- _GIVEN EXERCISE_
Repeat the listing in full, preserving every character.

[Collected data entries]
──────

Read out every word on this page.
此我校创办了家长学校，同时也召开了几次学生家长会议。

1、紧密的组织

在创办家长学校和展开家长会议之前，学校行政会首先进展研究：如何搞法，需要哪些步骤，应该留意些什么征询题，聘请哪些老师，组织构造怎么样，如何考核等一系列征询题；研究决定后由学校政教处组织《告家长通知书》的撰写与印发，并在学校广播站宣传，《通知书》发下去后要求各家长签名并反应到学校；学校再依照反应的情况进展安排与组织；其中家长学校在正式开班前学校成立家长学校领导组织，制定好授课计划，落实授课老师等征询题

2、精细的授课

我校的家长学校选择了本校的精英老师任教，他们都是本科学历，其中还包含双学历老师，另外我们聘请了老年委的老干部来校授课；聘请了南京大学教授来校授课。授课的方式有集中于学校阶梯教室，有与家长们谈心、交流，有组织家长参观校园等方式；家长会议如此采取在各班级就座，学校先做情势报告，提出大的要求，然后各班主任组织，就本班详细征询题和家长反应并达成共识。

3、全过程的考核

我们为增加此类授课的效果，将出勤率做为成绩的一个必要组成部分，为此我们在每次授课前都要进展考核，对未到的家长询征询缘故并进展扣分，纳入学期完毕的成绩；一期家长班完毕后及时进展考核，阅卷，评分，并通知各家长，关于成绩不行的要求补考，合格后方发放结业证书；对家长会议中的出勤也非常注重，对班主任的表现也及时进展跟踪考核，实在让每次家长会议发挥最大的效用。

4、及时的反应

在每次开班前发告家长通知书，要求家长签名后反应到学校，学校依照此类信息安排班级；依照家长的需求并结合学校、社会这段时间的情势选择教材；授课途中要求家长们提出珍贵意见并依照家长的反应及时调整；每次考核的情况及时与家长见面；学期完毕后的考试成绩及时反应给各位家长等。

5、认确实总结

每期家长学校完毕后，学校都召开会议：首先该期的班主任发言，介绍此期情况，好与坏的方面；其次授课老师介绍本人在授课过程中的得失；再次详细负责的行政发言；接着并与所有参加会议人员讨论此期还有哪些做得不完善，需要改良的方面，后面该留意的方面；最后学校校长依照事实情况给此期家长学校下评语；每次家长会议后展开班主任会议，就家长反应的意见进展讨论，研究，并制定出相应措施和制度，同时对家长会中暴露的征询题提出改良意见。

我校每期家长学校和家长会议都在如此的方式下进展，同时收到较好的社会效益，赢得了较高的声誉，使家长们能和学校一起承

──────

- _REPLY TO THE TASK_
Read out every word on this page.
此我校创办了家长学校，同时也召开了几次学生家长会议。

1、紧密的组织

在创办家长学校和展开家长会议之前，学校行政会首先进展研究：如何搞法，需要哪些步骤，应该留意些什么征询题，聘请哪些老师，组织构造怎么样，如何考核等一系列征询题；研究决定后由学校政教处组织《告家长通知书》的撰写与印发，并在学校广播站宣传，《通知书》发下去后要求各家长签名并反应到学校；学校再依照反应的情况进展安排与组织；其中家长学校在正式开班前学校成立家长学校领导组织，制定好授课计划，落实授课老师等征询题

2、精细的授课

我校的家长学校选择了本校的精英老师任教，他们都是本科学历，其中还包含双学历老师，另外我们聘请了老年委的老干部来校授课；聘请了南京大学教授来校授课。授课的方式有集中于学校阶梯教室，有与家长们谈心、交流，有组织家长参观校园等方式；家长会议如此采取在各班级就座，学校先做情势报告，提出大的要求，然后各班主任组织，就本班详细征询题和家长反应并达成共识。

3、全过程的考核

我们为增加此类授课的效果，将出勤率做为成绩的一个必要组成部分，为此我们在每次授课前都要进展考核，对未到的家长询征询缘故并进展扣分，纳入学期完毕的成绩；一期家长班完毕后及时进展考核，阅卷，评分，并通知各家长，关于成绩不行的要求补考，合格后方发放结业证书；对家长会议中的出勤也非常注重，对班主任的表现也及时进展跟踪考核，实在让每次家长会议发挥最大的效用。

4、及时的反应

在每次开班前发告家长通知书，要求家长签名后反应到学校，学校依照此类信息安排班级；依照家长的需求并结合学校、社会这段时间的情势选择教材；授课途中要求家长们提出珍贵意见并依照家长的反应及时调整；每次考核的情况及时与家长见面；学期完毕后的考试成绩及时反应给各位家长等。

5、认确实总结

每期家长学校完毕后，学校都召开会议：首先该期的班主任发言，介绍此期情况，好与坏的方面；其次授课老师介绍本人在授课过程中的得失；再次详细负责的行政发言；接着并与所有参加会议人员讨论此期还有哪些做得不完善，需要改良的方面，后面该留意的方面；最后学校校长依照事实情况给此期家长学校下评语；每次家长会议后展开班主任会议，就家长反应的意见进展讨论，研究，并制定出相应措施和制度，同时对家长会中暴露的征询题提出改良意见。

我校每期家长学校和家长会议都在如此的方式下进展，同时收到较好的社会效益，赢得了较高的声誉，使家长们能和学校一起承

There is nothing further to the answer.